• [Aim]
Each line below should be reproduced without any alteration.

• [Records supplied]

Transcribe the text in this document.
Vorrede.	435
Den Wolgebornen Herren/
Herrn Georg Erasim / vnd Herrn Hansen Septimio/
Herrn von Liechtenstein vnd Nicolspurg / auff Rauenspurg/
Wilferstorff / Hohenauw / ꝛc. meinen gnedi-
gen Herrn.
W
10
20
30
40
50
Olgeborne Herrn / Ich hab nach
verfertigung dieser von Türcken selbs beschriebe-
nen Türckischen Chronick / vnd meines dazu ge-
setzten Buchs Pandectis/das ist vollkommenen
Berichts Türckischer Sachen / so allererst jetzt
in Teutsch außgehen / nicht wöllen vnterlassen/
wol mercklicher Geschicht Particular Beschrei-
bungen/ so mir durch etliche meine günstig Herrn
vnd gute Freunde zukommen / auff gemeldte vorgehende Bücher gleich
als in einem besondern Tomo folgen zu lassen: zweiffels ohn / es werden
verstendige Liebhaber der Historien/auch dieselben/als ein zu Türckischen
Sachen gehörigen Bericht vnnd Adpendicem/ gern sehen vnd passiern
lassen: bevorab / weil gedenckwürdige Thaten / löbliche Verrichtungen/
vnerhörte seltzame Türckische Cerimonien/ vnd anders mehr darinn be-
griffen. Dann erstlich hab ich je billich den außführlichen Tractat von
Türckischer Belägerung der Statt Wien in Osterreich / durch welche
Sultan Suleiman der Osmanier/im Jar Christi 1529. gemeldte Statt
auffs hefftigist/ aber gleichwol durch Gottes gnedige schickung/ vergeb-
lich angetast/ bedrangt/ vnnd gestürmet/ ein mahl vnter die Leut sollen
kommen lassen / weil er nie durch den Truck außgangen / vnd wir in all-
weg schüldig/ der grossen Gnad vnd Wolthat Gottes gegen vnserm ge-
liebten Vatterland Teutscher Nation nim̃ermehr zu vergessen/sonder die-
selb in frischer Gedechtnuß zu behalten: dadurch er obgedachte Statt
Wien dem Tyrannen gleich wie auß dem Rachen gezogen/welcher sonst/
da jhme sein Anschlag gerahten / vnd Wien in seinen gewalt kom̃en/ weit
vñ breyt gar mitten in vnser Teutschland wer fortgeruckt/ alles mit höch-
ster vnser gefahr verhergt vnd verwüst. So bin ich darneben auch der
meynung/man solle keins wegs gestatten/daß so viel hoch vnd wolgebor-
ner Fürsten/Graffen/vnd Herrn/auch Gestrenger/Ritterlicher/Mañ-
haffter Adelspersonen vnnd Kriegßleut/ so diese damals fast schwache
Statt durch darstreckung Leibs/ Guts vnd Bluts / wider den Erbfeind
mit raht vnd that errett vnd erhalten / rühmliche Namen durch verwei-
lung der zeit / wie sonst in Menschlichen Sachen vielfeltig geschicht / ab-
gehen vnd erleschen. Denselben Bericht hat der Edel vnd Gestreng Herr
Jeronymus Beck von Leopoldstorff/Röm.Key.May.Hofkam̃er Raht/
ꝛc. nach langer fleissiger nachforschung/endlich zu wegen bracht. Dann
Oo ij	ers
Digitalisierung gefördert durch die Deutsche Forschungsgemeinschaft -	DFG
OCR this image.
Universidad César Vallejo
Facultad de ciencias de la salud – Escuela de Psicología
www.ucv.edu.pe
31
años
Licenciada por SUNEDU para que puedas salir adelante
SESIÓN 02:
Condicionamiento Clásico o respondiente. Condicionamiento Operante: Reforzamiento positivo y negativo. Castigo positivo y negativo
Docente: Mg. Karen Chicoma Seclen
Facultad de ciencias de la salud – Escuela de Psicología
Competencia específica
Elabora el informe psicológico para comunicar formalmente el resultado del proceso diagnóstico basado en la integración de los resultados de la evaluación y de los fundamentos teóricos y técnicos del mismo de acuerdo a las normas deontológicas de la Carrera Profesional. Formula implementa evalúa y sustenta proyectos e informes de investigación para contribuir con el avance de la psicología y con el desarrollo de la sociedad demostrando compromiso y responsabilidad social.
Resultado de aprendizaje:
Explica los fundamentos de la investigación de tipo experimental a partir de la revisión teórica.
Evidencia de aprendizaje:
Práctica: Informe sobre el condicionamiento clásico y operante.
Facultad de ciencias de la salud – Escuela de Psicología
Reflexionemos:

• [Response to this task]
Transcribe the text in this document.
Vorrede.	435
Den Wolgebornen Herren/
Herrn Georg Erasim / vnd Herrn Hansen Septimio/
Herrn von Liechtenstein vnd Nicolspurg / auff Rauenspurg/
Wilferstorff / Hohenauw / ꝛc. meinen gnedi-
gen Herrn.
W
10
20
30
40
50
Olgeborne Herrn / Ich hab nach
verfertigung dieser von Türcken selbs beschriebe-
nen Türckischen Chronick / vnd meines dazu ge-
setzten Buchs Pandectis/das ist vollkommenen
Berichts Türckischer Sachen / so allererst jetzt
in Teutsch außgehen / nicht wöllen vnterlassen/
wol mercklicher Geschicht Particular Beschrei-
bungen/ so mir durch etliche meine günstig Herrn
vnd gute Freunde zukommen / auff gemeldte vorgehende Bücher gleich
als in einem besondern Tomo folgen zu lassen: zweiffels ohn / es werden
verstendige Liebhaber der Historien/auch dieselben/als ein zu Türckischen
Sachen gehörigen Bericht vnnd Adpendicem/ gern sehen vnd passiern
lassen: bevorab / weil gedenckwürdige Thaten / löbliche Verrichtungen/
vnerhörte seltzame Türckische Cerimonien/ vnd anders mehr darinn be-
griffen. Dann erstlich hab ich je billich den außführlichen Tractat von
Türckischer Belägerung der Statt Wien in Osterreich / durch welche
Sultan Suleiman der Osmanier/im Jar Christi 1529. gemeldte Statt
auffs hefftigist/ aber gleichwol durch Gottes gnedige schickung/ vergeb-
lich angetast/ bedrangt/ vnnd gestürmet/ ein mahl vnter die Leut sollen
kommen lassen / weil er nie durch den Truck außgangen / vnd wir in all-
weg schüldig/ der grossen Gnad vnd Wolthat Gottes gegen vnserm ge-
liebten Vatterland Teutscher Nation nim̃ermehr zu vergessen/sonder die-
selb in frischer Gedechtnuß zu behalten: dadurch er obgedachte Statt
Wien dem Tyrannen gleich wie auß dem Rachen gezogen/welcher sonst/
da jhme sein Anschlag gerahten / vnd Wien in seinen gewalt kom̃en/ weit
vñ breyt gar mitten in vnser Teutschland wer fortgeruckt/ alles mit höch-
ster vnser gefahr verhergt vnd verwüst. So bin ich darneben auch der
meynung/man solle keins wegs gestatten/daß so viel hoch vnd wolgebor-
ner Fürsten/Graffen/vnd Herrn/auch Gestrenger/Ritterlicher/Mañ-
haffter Adelspersonen vnnd Kriegßleut/ so diese damals fast schwache
Statt durch darstreckung Leibs/ Guts vnd Bluts / wider den Erbfeind
mit raht vnd that errett vnd erhalten / rühmliche Namen durch verwei-
lung der zeit / wie sonst in Menschlichen Sachen vielfeltig geschicht / ab-
gehen vnd erleschen. Denselben Bericht hat der Edel vnd Gestreng Herr
Jeronymus Beck von Leopoldstorff/Röm.Key.May.Hofkam̃er Raht/
ꝛc. nach langer fleissiger nachforschung/endlich zu wegen bracht. Dann
Oo ij	ers
Digitalisierung gefördert durch die Deutsche Forschungsgemeinschaft -	DFG
OCR this image.
Universidad César Vallejo
Facultad de ciencias de la salud – Escuela de Psicología
www.ucv.edu.pe
31
años
Licenciada por SUNEDU para que puedas salir adelante
SESIÓN 02:
Condicionamiento Clásico o respondiente. Condicionamiento Operante: Reforzamiento positivo y negativo. Castigo positivo y negativo
Docente: Mg. Karen Chicoma Seclen
Facultad de ciencias de la salud – Escuela de Psicología
Competencia específica
Elabora el informe psicológico para comunicar formalmente el resultado del proceso diagnóstico basado en la integración de los resultados de la evaluación y de los fundamentos teóricos y técnicos del mismo de acuerdo a las normas deontológicas de la Carrera Profesional. Formula implementa evalúa y sustenta proyectos e informes de investigación para contribuir con el avance de la psicología y con el desarrollo de la sociedad demostrando compromiso y responsabilidad social.
Resultado de aprendizaje:
Explica los fundamentos de la investigación de tipo experimental a partir de la revisión teórica.
Evidencia de aprendizaje:
Práctica: Informe sobre el condicionamiento clásico y operante.
Facultad de ciencias de la salud – Escuela de Psicología
Reflexionemos:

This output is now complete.